**Exercise prompt:** Can you transcribe every entry word for word, skipping the images?

[Stored entries]

* start *

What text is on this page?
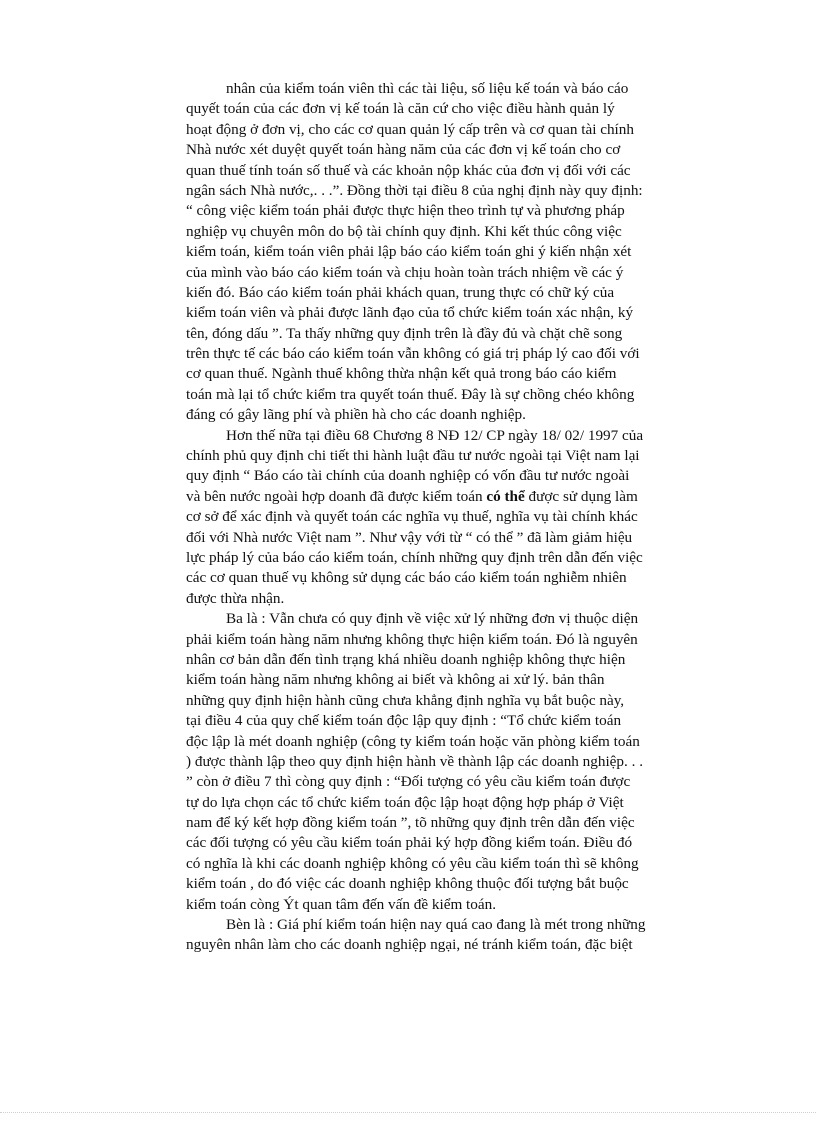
nhân của kiểm toán viên thì các tài liệu, số liệu kế toán và báo cáo
quyết toán của các đơn vị kế toán là căn cứ cho việc điều hành quản lý
hoạt động ở đơn vị, cho các cơ quan quản lý cấp trên và cơ quan tài chính
Nhà nước xét duyệt quyết toán hàng năm của các đơn vị kế toán cho cơ
quan thuế tính toán số thuế và các khoản nộp khác của đơn vị đối với các
ngân sách Nhà nước,. . .”. Đồng thời tại điều 8 của nghị định này quy định:
“ công việc kiểm toán phải được thực hiện theo trình tự và phương pháp
nghiệp vụ chuyên môn do bộ tài chính quy định. Khi kết thúc công việc
kiểm toán, kiểm toán viên phải lập báo cáo kiểm toán ghi ý kiến nhận xét
của mình vào báo cáo kiểm toán và chịu hoàn toàn trách nhiệm về các ý
kiến đó. Báo cáo kiểm toán phải khách quan, trung thực có chữ ký của
kiểm toán viên và phải được lãnh đạo của tổ chức kiểm toán xác nhận, ký
tên, đóng dấu ”. Ta thấy những quy định trên là đầy đủ và chặt chẽ song
trên thực tế các báo cáo kiểm toán vẫn không có giá trị pháp lý cao đối với
cơ quan thuế. Ngành thuế không thừa nhận kết quả trong báo cáo kiểm
toán mà lại tổ chức kiểm tra quyết toán thuế. Đây là sự chồng chéo không
đáng có gây lãng phí và phiền hà cho các doanh nghiệp.
Hơn thế nữa tại điều 68 Chương 8 NĐ 12/ CP ngày 18/ 02/ 1997 của
chính phủ quy định chi tiết thi hành luật đầu tư nước ngoài tại Việt nam lại
quy định “ Báo cáo tài chính của doanh nghiệp có vốn đầu tư nước ngoài
và bên nước ngoài hợp doanh đã được kiểm toán có thể được sử dụng làm
cơ sở để xác định và quyết toán các nghĩa vụ thuế, nghĩa vụ tài chính khác
đối với Nhà nước Việt nam ”. Như vậy với từ “ có thể ” đã làm giảm hiệu
lực pháp lý của báo cáo kiểm toán, chính những quy định trên dẫn đến việc
các cơ quan thuế vụ không sử dụng các báo cáo kiểm toán nghiễm nhiên
được thừa nhận.
Ba là : Vẫn chưa có quy định về việc xử lý những đơn vị thuộc diện
phải kiểm toán hàng năm nhưng không thực hiện kiểm toán. Đó là nguyên
nhân cơ bản dẫn đến tình trạng khá nhiều doanh nghiệp không thực hiện
kiểm toán hàng năm nhưng không ai biết và không ai xử lý. bản thân
những quy định hiện hành cũng chưa khẳng định nghĩa vụ bắt buộc này,
tại điều 4 của quy chế kiểm toán độc lập quy định : “Tổ chức kiểm toán
độc lập là mét doanh nghiệp (công ty kiểm toán hoặc văn phòng kiểm toán
) được thành lập theo quy định hiện hành về thành lập các doanh nghiệp. . .
” còn ở điều 7 thì còng quy định : “Đối tượng có yêu cầu kiểm toán được
tự do lựa chọn các tổ chức kiểm toán độc lập hoạt động hợp pháp ở Việt
nam để ký kết hợp đồng kiểm toán ”, tõ những quy định trên dẫn đến việc
các đối tượng có yêu cầu kiểm toán phải ký hợp đồng kiểm toán. Điều đó
có nghĩa là khi các doanh nghiệp không có yêu cầu kiểm toán thì sẽ không
kiểm toán , do đó việc các doanh nghiệp không thuộc đối tượng bắt buộc
kiểm toán còng Ýt quan tâm đến vấn đề kiểm toán.
Bèn là : Giá phí kiểm toán hiện nay quá cao đang là mét trong những
nguyên nhân làm cho các doanh nghiệp ngại, né tránh kiểm toán, đặc biệt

* end *

**Complete response:**
What text is on this page?
nhân của kiểm toán viên thì các tài liệu, số liệu kế toán và báo cáo
quyết toán của các đơn vị kế toán là căn cứ cho việc điều hành quản lý
hoạt động ở đơn vị, cho các cơ quan quản lý cấp trên và cơ quan tài chính
Nhà nước xét duyệt quyết toán hàng năm của các đơn vị kế toán cho cơ
quan thuế tính toán số thuế và các khoản nộp khác của đơn vị đối với các
ngân sách Nhà nước,. . .”. Đồng thời tại điều 8 của nghị định này quy định:
“ công việc kiểm toán phải được thực hiện theo trình tự và phương pháp
nghiệp vụ chuyên môn do bộ tài chính quy định. Khi kết thúc công việc
kiểm toán, kiểm toán viên phải lập báo cáo kiểm toán ghi ý kiến nhận xét
của mình vào báo cáo kiểm toán và chịu hoàn toàn trách nhiệm về các ý
kiến đó. Báo cáo kiểm toán phải khách quan, trung thực có chữ ký của
kiểm toán viên và phải được lãnh đạo của tổ chức kiểm toán xác nhận, ký
tên, đóng dấu ”. Ta thấy những quy định trên là đầy đủ và chặt chẽ song
trên thực tế các báo cáo kiểm toán vẫn không có giá trị pháp lý cao đối với
cơ quan thuế. Ngành thuế không thừa nhận kết quả trong báo cáo kiểm
toán mà lại tổ chức kiểm tra quyết toán thuế. Đây là sự chồng chéo không
đáng có gây lãng phí và phiền hà cho các doanh nghiệp.
Hơn thế nữa tại điều 68 Chương 8 NĐ 12/ CP ngày 18/ 02/ 1997 của
chính phủ quy định chi tiết thi hành luật đầu tư nước ngoài tại Việt nam lại
quy định “ Báo cáo tài chính của doanh nghiệp có vốn đầu tư nước ngoài
và bên nước ngoài hợp doanh đã được kiểm toán có thể được sử dụng làm
cơ sở để xác định và quyết toán các nghĩa vụ thuế, nghĩa vụ tài chính khác
đối với Nhà nước Việt nam ”. Như vậy với từ “ có thể ” đã làm giảm hiệu
lực pháp lý của báo cáo kiểm toán, chính những quy định trên dẫn đến việc
các cơ quan thuế vụ không sử dụng các báo cáo kiểm toán nghiễm nhiên
được thừa nhận.
Ba là : Vẫn chưa có quy định về việc xử lý những đơn vị thuộc diện
phải kiểm toán hàng năm nhưng không thực hiện kiểm toán. Đó là nguyên
nhân cơ bản dẫn đến tình trạng khá nhiều doanh nghiệp không thực hiện
kiểm toán hàng năm nhưng không ai biết và không ai xử lý. bản thân
những quy định hiện hành cũng chưa khẳng định nghĩa vụ bắt buộc này,
tại điều 4 của quy chế kiểm toán độc lập quy định : “Tổ chức kiểm toán
độc lập là mét doanh nghiệp (công ty kiểm toán hoặc văn phòng kiểm toán
) được thành lập theo quy định hiện hành về thành lập các doanh nghiệp. . .
” còn ở điều 7 thì còng quy định : “Đối tượng có yêu cầu kiểm toán được
tự do lựa chọn các tổ chức kiểm toán độc lập hoạt động hợp pháp ở Việt
nam để ký kết hợp đồng kiểm toán ”, tõ những quy định trên dẫn đến việc
các đối tượng có yêu cầu kiểm toán phải ký hợp đồng kiểm toán. Điều đó
có nghĩa là khi các doanh nghiệp không có yêu cầu kiểm toán thì sẽ không
kiểm toán , do đó việc các doanh nghiệp không thuộc đối tượng bắt buộc
kiểm toán còng Ýt quan tâm đến vấn đề kiểm toán.
Bèn là : Giá phí kiểm toán hiện nay quá cao đang là mét trong những
nguyên nhân làm cho các doanh nghiệp ngại, né tránh kiểm toán, đặc biệt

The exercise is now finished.